TASK TO CARRY OUT - Output all lines exactly.

Dataset listings of figures

□ □ □

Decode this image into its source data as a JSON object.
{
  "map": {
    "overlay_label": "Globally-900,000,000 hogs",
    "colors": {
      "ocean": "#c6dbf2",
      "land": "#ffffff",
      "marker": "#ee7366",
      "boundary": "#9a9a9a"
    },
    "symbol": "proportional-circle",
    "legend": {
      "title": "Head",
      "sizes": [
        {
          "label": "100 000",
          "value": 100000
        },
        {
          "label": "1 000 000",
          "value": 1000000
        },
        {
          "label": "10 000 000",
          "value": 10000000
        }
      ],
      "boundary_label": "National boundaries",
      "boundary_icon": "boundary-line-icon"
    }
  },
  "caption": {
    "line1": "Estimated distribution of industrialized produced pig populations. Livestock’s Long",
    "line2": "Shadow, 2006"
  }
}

□ □ □

FINISHED ANSWER -
Decode this image into its source data as a JSON object.
{
  "map": {
    "overlay_label": "Globally-900,000,000 hogs",
    "colors": {
      "ocean": "#c6dbf2",
      "land": "#ffffff",
      "marker": "#ee7366",
      "boundary": "#9a9a9a"
    },
    "symbol": "proportional-circle",
    "legend": {
      "title": "Head",
      "sizes": [
        {
          "label": "100 000",
          "value": 100000
        },
        {
          "label": "1 000 000",
          "value": 1000000
        },
        {
          "label": "10 000 000",
          "value": 10000000
        }
      ],
      "boundary_label": "National boundaries",
      "boundary_icon": "boundary-line-icon"
    }
  },
  "caption": {
    "line1": "Estimated distribution of industrialized produced pig populations. Livestock’s Long",
    "line2": "Shadow, 2006"
  }
}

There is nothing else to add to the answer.